SOURCE DATA:
## BEGIN
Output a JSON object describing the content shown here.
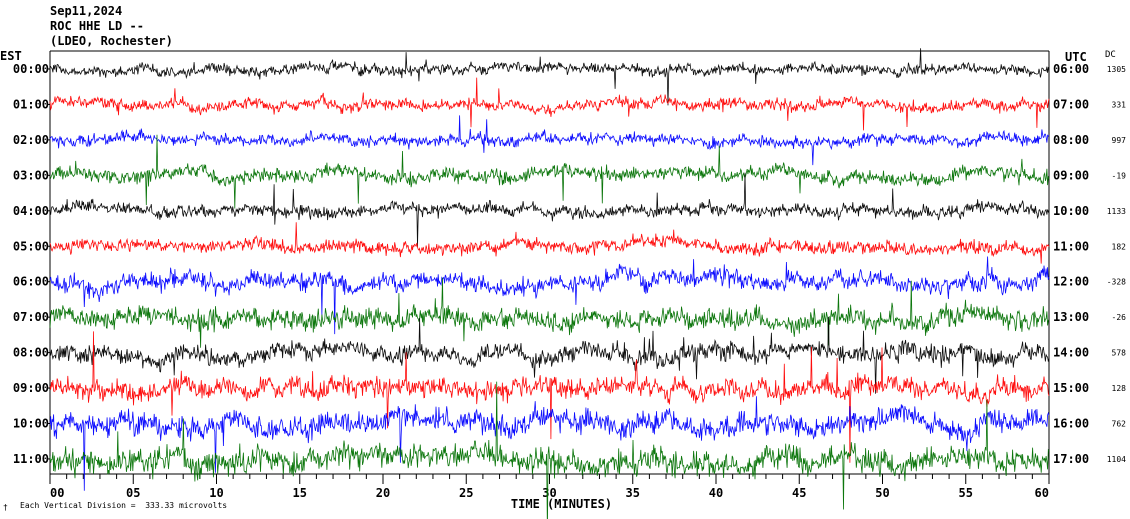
{
  "header": {
    "date": "Sep11,2024",
    "station": "ROC HHE LD --",
    "network": "(LDEO, Rochester)"
  },
  "left_label": "EST",
  "right_label": "UTC",
  "dc_label": "DC",
  "footer": {
    "division_note": "Each Vertical Division =  333.33 microvolts",
    "corner_mark": "†"
  },
  "chart_data": {
    "type": "line",
    "title": "Sep11,2024 ROC HHE LD -- (LDEO, Rochester)",
    "xlabel": "TIME (MINUTES)",
    "xlim": [
      0,
      60
    ],
    "x_ticks": [
      "00",
      "05",
      "10",
      "15",
      "20",
      "25",
      "30",
      "35",
      "40",
      "45",
      "50",
      "55",
      "60"
    ],
    "rows": [
      {
        "est": "00:00",
        "utc": "06:00",
        "dc": "1305",
        "color": "#000000"
      },
      {
        "est": "01:00",
        "utc": "07:00",
        "dc": "331",
        "color": "#ff0000"
      },
      {
        "est": "02:00",
        "utc": "08:00",
        "dc": "997",
        "color": "#0000ff"
      },
      {
        "est": "03:00",
        "utc": "09:00",
        "dc": "-19",
        "color": "#007000"
      },
      {
        "est": "04:00",
        "utc": "10:00",
        "dc": "1133",
        "color": "#000000"
      },
      {
        "est": "05:00",
        "utc": "11:00",
        "dc": "182",
        "color": "#ff0000"
      },
      {
        "est": "06:00",
        "utc": "12:00",
        "dc": "-328",
        "color": "#0000ff"
      },
      {
        "est": "07:00",
        "utc": "13:00",
        "dc": "-26",
        "color": "#007000"
      },
      {
        "est": "08:00",
        "utc": "14:00",
        "dc": "578",
        "color": "#000000"
      },
      {
        "est": "09:00",
        "utc": "15:00",
        "dc": "128",
        "color": "#ff0000"
      },
      {
        "est": "10:00",
        "utc": "16:00",
        "dc": "762",
        "color": "#0000ff"
      },
      {
        "est": "11:00",
        "utc": "17:00",
        "dc": "1104",
        "color": "#007000"
      }
    ],
    "trace_amplitude_divisions": [
      0.55,
      0.6,
      0.6,
      0.75,
      0.65,
      0.7,
      0.95,
      1.1,
      0.95,
      1.05,
      1.15,
      1.25
    ]
  }
}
## END
WHAT THIS TASK INVOLVES: Copy each line of the listing that includes "Rochester".

REPLY:
    "network": "(LDEO, Rochester)"
    "title": "Sep11,2024 ROC HHE LD -- (LDEO, Rochester)",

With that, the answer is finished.